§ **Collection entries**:
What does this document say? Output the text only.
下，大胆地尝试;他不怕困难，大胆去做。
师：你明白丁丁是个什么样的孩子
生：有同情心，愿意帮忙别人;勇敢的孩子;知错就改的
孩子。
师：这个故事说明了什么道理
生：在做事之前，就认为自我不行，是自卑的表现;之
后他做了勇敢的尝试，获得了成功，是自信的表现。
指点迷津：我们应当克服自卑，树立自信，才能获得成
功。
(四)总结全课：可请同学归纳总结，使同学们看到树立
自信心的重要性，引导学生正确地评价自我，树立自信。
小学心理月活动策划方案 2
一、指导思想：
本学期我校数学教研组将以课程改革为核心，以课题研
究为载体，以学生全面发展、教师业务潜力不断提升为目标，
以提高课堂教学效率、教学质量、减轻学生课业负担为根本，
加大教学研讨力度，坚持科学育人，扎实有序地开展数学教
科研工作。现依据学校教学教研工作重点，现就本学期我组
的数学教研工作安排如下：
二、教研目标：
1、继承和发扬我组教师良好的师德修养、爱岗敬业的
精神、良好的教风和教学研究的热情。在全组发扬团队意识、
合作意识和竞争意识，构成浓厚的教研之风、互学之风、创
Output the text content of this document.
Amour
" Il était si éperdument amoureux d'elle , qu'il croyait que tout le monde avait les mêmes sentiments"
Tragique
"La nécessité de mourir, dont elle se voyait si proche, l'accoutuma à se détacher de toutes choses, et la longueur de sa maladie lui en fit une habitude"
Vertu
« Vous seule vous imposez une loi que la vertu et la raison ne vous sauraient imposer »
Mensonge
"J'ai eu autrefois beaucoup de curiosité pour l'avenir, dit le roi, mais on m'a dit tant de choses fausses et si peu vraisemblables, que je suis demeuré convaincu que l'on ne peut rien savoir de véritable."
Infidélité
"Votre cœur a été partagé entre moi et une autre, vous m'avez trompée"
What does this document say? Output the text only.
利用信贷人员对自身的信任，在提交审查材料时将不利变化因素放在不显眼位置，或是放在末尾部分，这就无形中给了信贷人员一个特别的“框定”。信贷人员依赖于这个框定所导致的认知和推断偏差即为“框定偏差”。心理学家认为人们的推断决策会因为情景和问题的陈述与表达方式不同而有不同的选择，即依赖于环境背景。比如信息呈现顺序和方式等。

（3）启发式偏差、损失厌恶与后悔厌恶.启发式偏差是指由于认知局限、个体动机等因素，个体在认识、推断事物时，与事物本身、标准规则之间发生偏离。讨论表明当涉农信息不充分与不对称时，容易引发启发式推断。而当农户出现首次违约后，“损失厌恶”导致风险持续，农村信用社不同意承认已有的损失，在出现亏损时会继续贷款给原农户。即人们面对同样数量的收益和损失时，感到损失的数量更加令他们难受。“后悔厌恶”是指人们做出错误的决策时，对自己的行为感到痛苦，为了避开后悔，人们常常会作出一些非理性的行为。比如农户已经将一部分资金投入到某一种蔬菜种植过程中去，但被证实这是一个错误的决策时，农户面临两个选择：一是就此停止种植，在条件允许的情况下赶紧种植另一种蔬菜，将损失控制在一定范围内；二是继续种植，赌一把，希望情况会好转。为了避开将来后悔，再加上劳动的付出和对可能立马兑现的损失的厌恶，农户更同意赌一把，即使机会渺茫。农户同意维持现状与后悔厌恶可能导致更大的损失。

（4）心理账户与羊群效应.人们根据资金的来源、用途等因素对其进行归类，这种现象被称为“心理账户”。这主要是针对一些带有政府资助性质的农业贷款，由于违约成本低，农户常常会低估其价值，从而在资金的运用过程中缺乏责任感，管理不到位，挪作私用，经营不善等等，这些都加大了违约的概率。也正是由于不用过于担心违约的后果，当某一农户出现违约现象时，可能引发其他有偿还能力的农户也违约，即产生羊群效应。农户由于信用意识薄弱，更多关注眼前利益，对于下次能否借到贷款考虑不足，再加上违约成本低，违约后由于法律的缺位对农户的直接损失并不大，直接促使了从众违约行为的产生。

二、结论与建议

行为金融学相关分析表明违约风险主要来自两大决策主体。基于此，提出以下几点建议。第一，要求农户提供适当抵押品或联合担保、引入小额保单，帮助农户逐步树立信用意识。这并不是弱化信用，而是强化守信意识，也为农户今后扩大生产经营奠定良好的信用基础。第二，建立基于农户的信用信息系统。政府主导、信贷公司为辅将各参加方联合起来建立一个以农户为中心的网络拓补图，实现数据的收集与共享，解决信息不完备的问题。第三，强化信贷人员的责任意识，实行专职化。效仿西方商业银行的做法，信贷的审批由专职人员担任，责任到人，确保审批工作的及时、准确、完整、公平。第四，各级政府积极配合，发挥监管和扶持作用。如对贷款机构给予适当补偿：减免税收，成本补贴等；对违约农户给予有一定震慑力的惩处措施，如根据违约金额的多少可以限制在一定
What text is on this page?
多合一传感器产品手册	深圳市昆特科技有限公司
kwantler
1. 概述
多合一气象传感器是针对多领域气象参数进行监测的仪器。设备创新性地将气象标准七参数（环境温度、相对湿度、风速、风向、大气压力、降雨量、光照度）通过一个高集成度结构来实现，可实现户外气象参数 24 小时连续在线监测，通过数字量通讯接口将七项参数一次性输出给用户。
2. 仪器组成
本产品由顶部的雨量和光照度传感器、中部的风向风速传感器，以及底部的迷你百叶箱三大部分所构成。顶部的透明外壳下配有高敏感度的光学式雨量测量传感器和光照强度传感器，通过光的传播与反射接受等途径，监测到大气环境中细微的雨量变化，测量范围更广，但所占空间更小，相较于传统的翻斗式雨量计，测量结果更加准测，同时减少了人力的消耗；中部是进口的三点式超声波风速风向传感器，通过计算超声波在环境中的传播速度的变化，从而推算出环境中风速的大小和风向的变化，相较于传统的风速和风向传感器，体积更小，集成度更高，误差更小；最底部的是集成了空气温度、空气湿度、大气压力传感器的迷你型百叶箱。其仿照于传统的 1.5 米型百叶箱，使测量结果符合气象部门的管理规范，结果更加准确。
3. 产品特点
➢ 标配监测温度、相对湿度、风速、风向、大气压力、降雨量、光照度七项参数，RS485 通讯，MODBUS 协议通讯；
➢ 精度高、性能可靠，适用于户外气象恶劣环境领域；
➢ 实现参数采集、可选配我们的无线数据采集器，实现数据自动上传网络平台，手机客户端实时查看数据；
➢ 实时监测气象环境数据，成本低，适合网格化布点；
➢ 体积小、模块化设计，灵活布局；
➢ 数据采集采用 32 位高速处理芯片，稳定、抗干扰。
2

§ **Written exercise**:
Write the entire listing out again, word for word.

§ **Solution to the problem**:
What does this document say? Output the text only.
下，大胆地尝试;他不怕困难，大胆去做。
师：你明白丁丁是个什么样的孩子
生：有同情心，愿意帮忙别人;勇敢的孩子;知错就改的
孩子。
师：这个故事说明了什么道理
生：在做事之前，就认为自我不行，是自卑的表现;之
后他做了勇敢的尝试，获得了成功，是自信的表现。
指点迷津：我们应当克服自卑，树立自信，才能获得成
功。
(四)总结全课：可请同学归纳总结，使同学们看到树立
自信心的重要性，引导学生正确地评价自我，树立自信。
小学心理月活动策划方案 2
一、指导思想：
本学期我校数学教研组将以课程改革为核心，以课题研
究为载体，以学生全面发展、教师业务潜力不断提升为目标，
以提高课堂教学效率、教学质量、减轻学生课业负担为根本，
加大教学研讨力度，坚持科学育人，扎实有序地开展数学教
科研工作。现依据学校教学教研工作重点，现就本学期我组
的数学教研工作安排如下：
二、教研目标：
1、继承和发扬我组教师良好的师德修养、爱岗敬业的
精神、良好的教风和教学研究的热情。在全组发扬团队意识、
合作意识和竞争意识，构成浓厚的教研之风、互学之风、创
Output the text content of this document.
Amour
" Il était si éperdument amoureux d'elle , qu'il croyait que tout le monde avait les mêmes sentiments"
Tragique
"La nécessité de mourir, dont elle se voyait si proche, l'accoutuma à se détacher de toutes choses, et la longueur de sa maladie lui en fit une habitude"
Vertu
« Vous seule vous imposez une loi que la vertu et la raison ne vous sauraient imposer »
Mensonge
"J'ai eu autrefois beaucoup de curiosité pour l'avenir, dit le roi, mais on m'a dit tant de choses fausses et si peu vraisemblables, que je suis demeuré convaincu que l'on ne peut rien savoir de véritable."
Infidélité
"Votre cœur a été partagé entre moi et une autre, vous m'avez trompée"
What does this document say? Output the text only.
利用信贷人员对自身的信任，在提交审查材料时将不利变化因素放在不显眼位置，或是放在末尾部分，这就无形中给了信贷人员一个特别的“框定”。信贷人员依赖于这个框定所导致的认知和推断偏差即为“框定偏差”。心理学家认为人们的推断决策会因为情景和问题的陈述与表达方式不同而有不同的选择，即依赖于环境背景。比如信息呈现顺序和方式等。

（3）启发式偏差、损失厌恶与后悔厌恶.启发式偏差是指由于认知局限、个体动机等因素，个体在认识、推断事物时，与事物本身、标准规则之间发生偏离。讨论表明当涉农信息不充分与不对称时，容易引发启发式推断。而当农户出现首次违约后，“损失厌恶”导致风险持续，农村信用社不同意承认已有的损失，在出现亏损时会继续贷款给原农户。即人们面对同样数量的收益和损失时，感到损失的数量更加令他们难受。“后悔厌恶”是指人们做出错误的决策时，对自己的行为感到痛苦，为了避开后悔，人们常常会作出一些非理性的行为。比如农户已经将一部分资金投入到某一种蔬菜种植过程中去，但被证实这是一个错误的决策时，农户面临两个选择：一是就此停止种植，在条件允许的情况下赶紧种植另一种蔬菜，将损失控制在一定范围内；二是继续种植，赌一把，希望情况会好转。为了避开将来后悔，再加上劳动的付出和对可能立马兑现的损失的厌恶，农户更同意赌一把，即使机会渺茫。农户同意维持现状与后悔厌恶可能导致更大的损失。

（4）心理账户与羊群效应.人们根据资金的来源、用途等因素对其进行归类，这种现象被称为“心理账户”。这主要是针对一些带有政府资助性质的农业贷款，由于违约成本低，农户常常会低估其价值，从而在资金的运用过程中缺乏责任感，管理不到位，挪作私用，经营不善等等，这些都加大了违约的概率。也正是由于不用过于担心违约的后果，当某一农户出现违约现象时，可能引发其他有偿还能力的农户也违约，即产生羊群效应。农户由于信用意识薄弱，更多关注眼前利益，对于下次能否借到贷款考虑不足，再加上违约成本低，违约后由于法律的缺位对农户的直接损失并不大，直接促使了从众违约行为的产生。

二、结论与建议

行为金融学相关分析表明违约风险主要来自两大决策主体。基于此，提出以下几点建议。第一，要求农户提供适当抵押品或联合担保、引入小额保单，帮助农户逐步树立信用意识。这并不是弱化信用，而是强化守信意识，也为农户今后扩大生产经营奠定良好的信用基础。第二，建立基于农户的信用信息系统。政府主导、信贷公司为辅将各参加方联合起来建立一个以农户为中心的网络拓补图，实现数据的收集与共享，解决信息不完备的问题。第三，强化信贷人员的责任意识，实行专职化。效仿西方商业银行的做法，信贷的审批由专职人员担任，责任到人，确保审批工作的及时、准确、完整、公平。第四，各级政府积极配合，发挥监管和扶持作用。如对贷款机构给予适当补偿：减免税收，成本补贴等；对违约农户给予有一定震慑力的惩处措施，如根据违约金额的多少可以限制在一定
What text is on this page?
多合一传感器产品手册	深圳市昆特科技有限公司
kwantler
1. 概述
多合一气象传感器是针对多领域气象参数进行监测的仪器。设备创新性地将气象标准七参数（环境温度、相对湿度、风速、风向、大气压力、降雨量、光照度）通过一个高集成度结构来实现，可实现户外气象参数 24 小时连续在线监测，通过数字量通讯接口将七项参数一次性输出给用户。
2. 仪器组成
本产品由顶部的雨量和光照度传感器、中部的风向风速传感器，以及底部的迷你百叶箱三大部分所构成。顶部的透明外壳下配有高敏感度的光学式雨量测量传感器和光照强度传感器，通过光的传播与反射接受等途径，监测到大气环境中细微的雨量变化，测量范围更广，但所占空间更小，相较于传统的翻斗式雨量计，测量结果更加准测，同时减少了人力的消耗；中部是进口的三点式超声波风速风向传感器，通过计算超声波在环境中的传播速度的变化，从而推算出环境中风速的大小和风向的变化，相较于传统的风速和风向传感器，体积更小，集成度更高，误差更小；最底部的是集成了空气温度、空气湿度、大气压力传感器的迷你型百叶箱。其仿照于传统的 1.5 米型百叶箱，使测量结果符合气象部门的管理规范，结果更加准确。
3. 产品特点
➢ 标配监测温度、相对湿度、风速、风向、大气压力、降雨量、光照度七项参数，RS485 通讯，MODBUS 协议通讯；
➢ 精度高、性能可靠，适用于户外气象恶劣环境领域；
➢ 实现参数采集、可选配我们的无线数据采集器，实现数据自动上传网络平台，手机客户端实时查看数据；
➢ 实时监测气象环境数据，成本低，适合网格化布点；
➢ 体积小、模块化设计，灵活布局；
➢ 数据采集采用 32 位高速处理芯片，稳定、抗干扰。
2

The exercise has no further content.